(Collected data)
____

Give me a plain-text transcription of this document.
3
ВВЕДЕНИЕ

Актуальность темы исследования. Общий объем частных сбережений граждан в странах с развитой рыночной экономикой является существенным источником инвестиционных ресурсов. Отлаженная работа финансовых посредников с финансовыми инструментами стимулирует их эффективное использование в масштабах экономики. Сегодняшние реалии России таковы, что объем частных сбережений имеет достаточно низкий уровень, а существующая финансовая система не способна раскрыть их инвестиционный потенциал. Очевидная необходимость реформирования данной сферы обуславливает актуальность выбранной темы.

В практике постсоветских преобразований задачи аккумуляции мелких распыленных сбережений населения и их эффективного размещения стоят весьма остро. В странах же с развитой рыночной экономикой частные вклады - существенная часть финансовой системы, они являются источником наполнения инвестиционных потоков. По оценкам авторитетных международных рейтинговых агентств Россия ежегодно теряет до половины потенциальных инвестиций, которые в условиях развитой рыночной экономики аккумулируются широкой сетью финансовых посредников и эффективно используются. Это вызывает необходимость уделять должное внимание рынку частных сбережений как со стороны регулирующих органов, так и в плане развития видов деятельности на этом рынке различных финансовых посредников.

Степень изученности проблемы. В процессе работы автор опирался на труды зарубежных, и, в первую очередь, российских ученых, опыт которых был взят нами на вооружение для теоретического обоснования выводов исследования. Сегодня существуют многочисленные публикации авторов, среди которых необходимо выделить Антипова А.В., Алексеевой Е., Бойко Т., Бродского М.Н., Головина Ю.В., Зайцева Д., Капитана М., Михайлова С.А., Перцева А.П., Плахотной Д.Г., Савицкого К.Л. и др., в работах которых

____

WHAT TO PRODUCE
Where does the word "источником" appear? Return each line that holds it.

EXERCISE OUTPUT
Актуальность темы исследования. Общий объем частных сбережений граждан в странах с развитой рыночной экономикой является существенным источником инвестиционных ресурсов. Отлаженная работа финансовых посредников с финансовыми инструментами стимулирует их эффективное использование в масштабах экономики. Сегодняшние реалии России таковы, что объем частных сбережений имеет достаточно низкий уровень, а существующая финансовая система не способна раскрыть их инвестиционный потенциал. Очевидная необходимость реформирования данной сферы обуславливает актуальность выбранной темы.
В практике постсоветских преобразований задачи аккумуляции мелких распыленных сбережений населения и их эффективного размещения стоят весьма остро. В странах же с развитой рыночной экономикой частные вклады - существенная часть финансовой системы, они являются источником наполнения инвестиционных потоков. По оценкам авторитетных международных рейтинговых агентств Россия ежегодно теряет до половины потенциальных инвестиций, которые в условиях развитой рыночной экономики аккумулируются широкой сетью финансовых посредников и эффективно используются. Это вызывает необходимость уделять должное внимание рынку частных сбережений как со стороны регулирующих органов, так и в плане развития видов деятельности на этом рынке различных финансовых посредников.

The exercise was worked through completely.